Exercise description —
Report the tally of lines featuring the word "name" in the entries below, without anything else.

Document layout detection data
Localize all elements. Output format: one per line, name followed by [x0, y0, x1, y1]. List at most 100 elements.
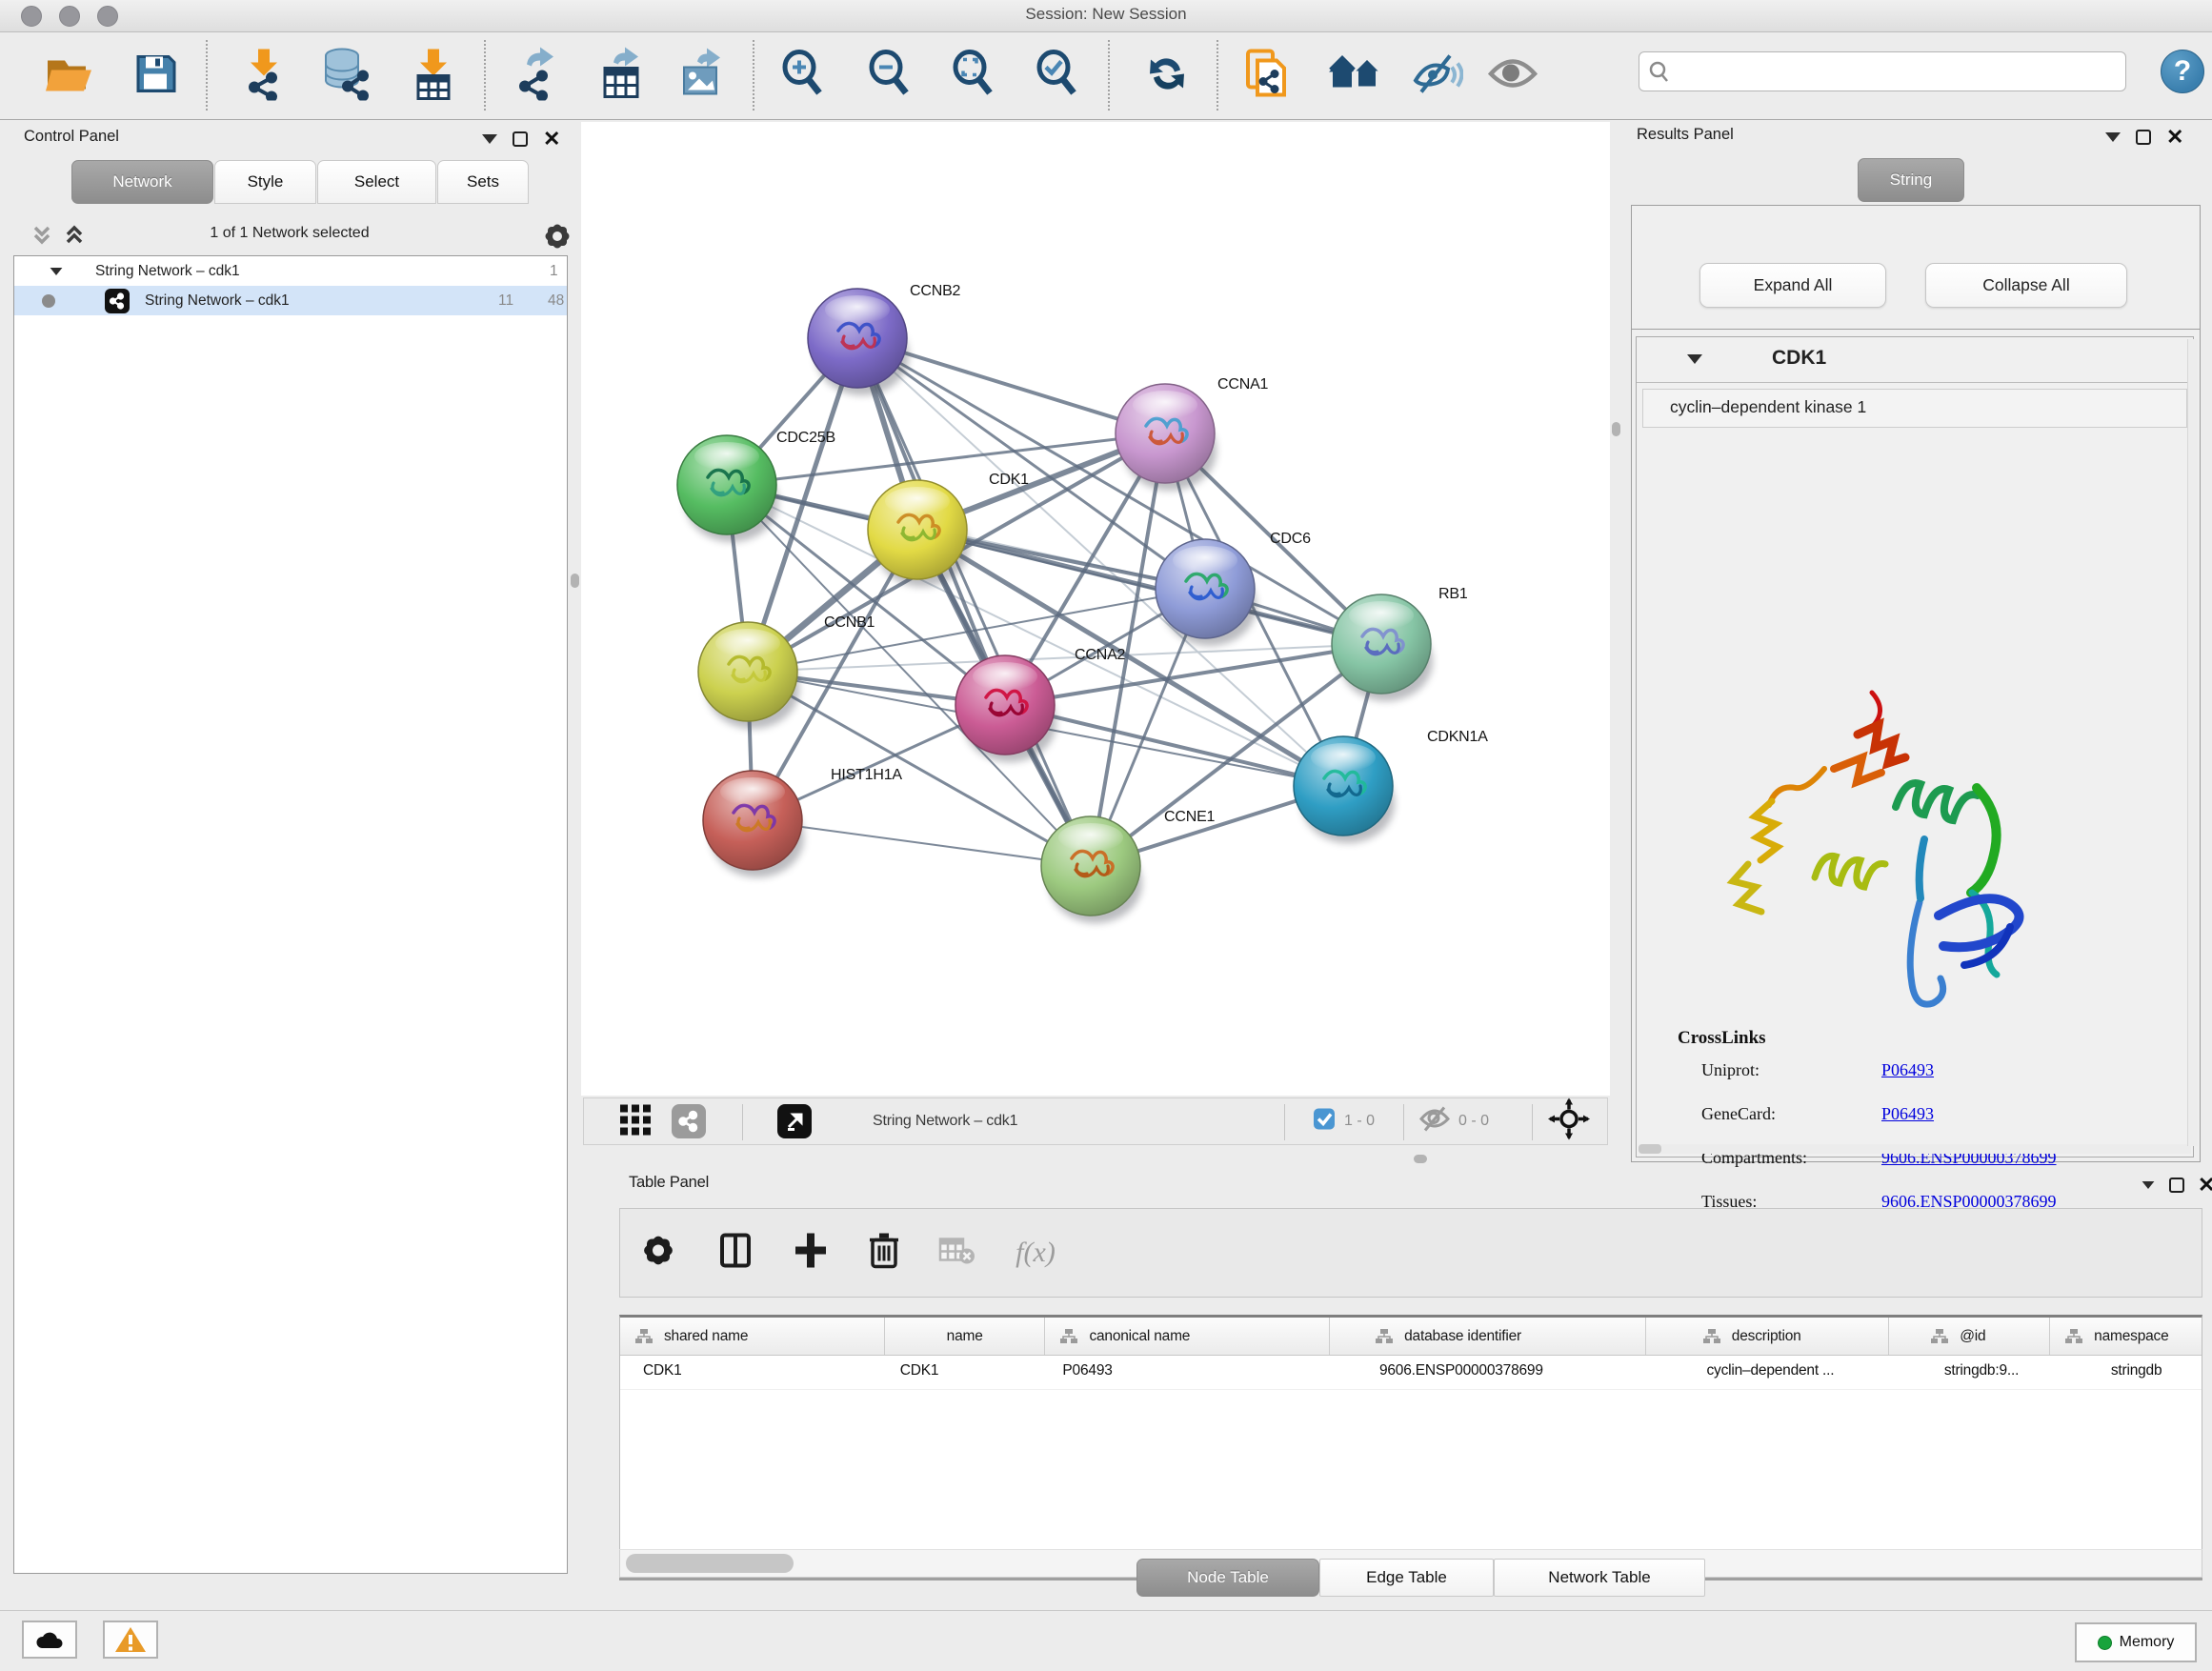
close-panel-icon[interactable]: ✕: [543, 131, 560, 147]
refresh-view-icon[interactable]: [1144, 50, 1190, 101]
memory-label: Memory: [2120, 1634, 2175, 1651]
splitter-handle[interactable]: [571, 574, 579, 588]
svg-text:CCNB2: CCNB2: [910, 283, 961, 299]
delete-column-icon[interactable]: [868, 1231, 900, 1276]
protein-node-RB1: RB1: [1332, 586, 1468, 701]
show-columns-icon[interactable]: [718, 1232, 753, 1275]
toolbar-separator: [484, 40, 486, 111]
table-header-row[interactable]: shared name name canonical name database…: [620, 1318, 2202, 1356]
node-table[interactable]: shared name name canonical name database…: [619, 1315, 2202, 1549]
network-canvas[interactable]: CCNB2CCNA1CDC25BCDK1CDC6RB1CCNB1CCNA2CDK…: [581, 122, 1610, 1096]
table-gear-icon[interactable]: [640, 1233, 676, 1274]
selected-checkbox-icon[interactable]: [1313, 1108, 1336, 1136]
crosslinks-heading: CrossLinks: [1678, 1028, 2193, 1049]
panel-menu-icon[interactable]: [2142, 1181, 2155, 1189]
zoom-fit-content-icon[interactable]: [950, 49, 997, 103]
tab-network-table[interactable]: Network Table: [1494, 1559, 1705, 1597]
collection-expand-icon[interactable]: [50, 268, 63, 275]
export-network-icon[interactable]: [513, 47, 563, 105]
column-header: description: [1732, 1328, 1801, 1345]
float-panel-icon[interactable]: [2169, 1178, 2184, 1193]
crosslink-row: GeneCard: P06493: [1637, 1093, 2193, 1137]
hidden-eye-icon: [1418, 1105, 1451, 1138]
search-input[interactable]: [1678, 63, 2097, 80]
network-collection-row[interactable]: String Network – cdk1 1: [14, 256, 567, 286]
function-builder-icon: f(x): [1016, 1237, 1056, 1269]
tab-style[interactable]: Style: [214, 160, 316, 204]
duplicate-network-view-icon[interactable]: [1242, 47, 1292, 105]
options-gear-icon[interactable]: [542, 221, 573, 252]
cloud-icon: [33, 1628, 66, 1651]
show-grid-icon[interactable]: [618, 1101, 654, 1142]
export-image-icon[interactable]: [678, 48, 728, 104]
cell-name: CDK1: [885, 1356, 1046, 1389]
zoom-out-icon[interactable]: [866, 49, 914, 103]
collapse-section-icon[interactable]: [1687, 354, 1702, 364]
protein-node-CCNA2: CCNA2: [955, 647, 1126, 762]
warnings-button[interactable]: [103, 1621, 158, 1659]
collapse-all-button[interactable]: Collapse All: [1925, 263, 2127, 308]
network-view-icon[interactable]: [672, 1104, 706, 1138]
protein-name: CDK1: [1772, 347, 1826, 370]
panel-menu-icon[interactable]: [482, 134, 497, 144]
cell-description: cyclin–dependent ...: [1646, 1356, 1889, 1389]
birds-eye-view-icon[interactable]: [1548, 1098, 1590, 1145]
tab-select[interactable]: Select: [317, 160, 436, 204]
results-panel: Results Panel ✕ String Expand All Collap…: [1619, 122, 2204, 1164]
cell-canonical-name: P06493: [1045, 1356, 1330, 1389]
export-table-icon[interactable]: [598, 47, 646, 105]
save-session-icon[interactable]: [132, 50, 178, 101]
crosslink-row: Uniprot: P06493: [1637, 1049, 2193, 1093]
cloud-button[interactable]: [22, 1621, 77, 1659]
crosslink-link[interactable]: P06493: [1881, 1060, 1934, 1080]
search-field[interactable]: [1639, 51, 2126, 91]
toolbar-separator: [1217, 40, 1218, 111]
network-node-count: 11: [498, 292, 513, 310]
svg-text:CCNA1: CCNA1: [1217, 376, 1269, 393]
tab-edge-table[interactable]: Edge Table: [1319, 1559, 1494, 1597]
zoom-selected-icon[interactable]: [1034, 49, 1081, 103]
home-icon[interactable]: [1327, 52, 1384, 99]
splitter-handle[interactable]: [1414, 1155, 1427, 1163]
network-edge-count: 48: [548, 292, 564, 310]
import-network-from-database-icon[interactable]: [319, 47, 372, 105]
open-session-icon[interactable]: [42, 50, 97, 101]
highlight-eye-icon: [1488, 54, 1538, 97]
table-panel: Table Panel ✕ f(x) shared name: [614, 1170, 2205, 1601]
close-panel-icon[interactable]: ✕: [2198, 1178, 2212, 1193]
show-hide-graphics-details-icon[interactable]: [1412, 51, 1463, 100]
collection-count: 1: [550, 263, 558, 280]
toolbar-separator: [1108, 40, 1110, 111]
import-network-from-file-icon[interactable]: [240, 47, 288, 105]
panel-menu-icon[interactable]: [2105, 132, 2121, 142]
float-panel-icon[interactable]: [2136, 130, 2151, 145]
column-tree-icon: [1060, 1329, 1077, 1344]
help-icon[interactable]: ?: [2161, 50, 2204, 93]
zoom-in-icon[interactable]: [779, 49, 827, 103]
tab-string[interactable]: String: [1858, 158, 1964, 202]
vertical-scrollbar[interactable]: [2187, 339, 2198, 1146]
import-table-from-file-icon[interactable]: [411, 47, 456, 105]
memory-button[interactable]: Memory: [2075, 1622, 2197, 1662]
tab-node-table[interactable]: Node Table: [1136, 1559, 1319, 1597]
protein-description: cyclin–dependent kinase 1: [1642, 389, 2187, 428]
tab-sets[interactable]: Sets: [437, 160, 529, 204]
crosslink-link[interactable]: P06493: [1881, 1104, 1934, 1124]
control-panel: Control Panel ✕ Network Style Select Set…: [6, 124, 573, 1581]
float-panel-icon[interactable]: [513, 131, 528, 147]
network-row[interactable]: String Network – cdk1 11 48: [14, 286, 567, 315]
network-selected-status: 1 of 1 Network selected: [6, 225, 573, 242]
protein-node-CCNE1: CCNE1: [1041, 809, 1216, 923]
table-row[interactable]: CDK1 CDK1 P06493 9606.ENSP00000378699 cy…: [620, 1356, 2202, 1390]
expand-all-button[interactable]: Expand All: [1699, 263, 1886, 308]
detach-view-icon[interactable]: [777, 1104, 812, 1138]
string-network-graph[interactable]: CCNB2CCNA1CDC25BCDK1CDC6RB1CCNB1CCNA2CDK…: [581, 122, 1610, 1096]
network-list: String Network – cdk1 1 String Network –…: [13, 255, 568, 1574]
horizontal-scrollbar[interactable]: [1639, 1144, 2191, 1154]
splitter-handle[interactable]: [1612, 422, 1620, 436]
add-column-icon[interactable]: [794, 1232, 828, 1275]
tab-network[interactable]: Network: [71, 160, 213, 204]
protein-node-HIST1H1A: HIST1H1A: [703, 767, 902, 877]
protein-detail-card: CDK1 cyclin–dependent kinase 1: [1636, 336, 2194, 1158]
close-panel-icon[interactable]: ✕: [2166, 130, 2183, 145]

Solved problem —
7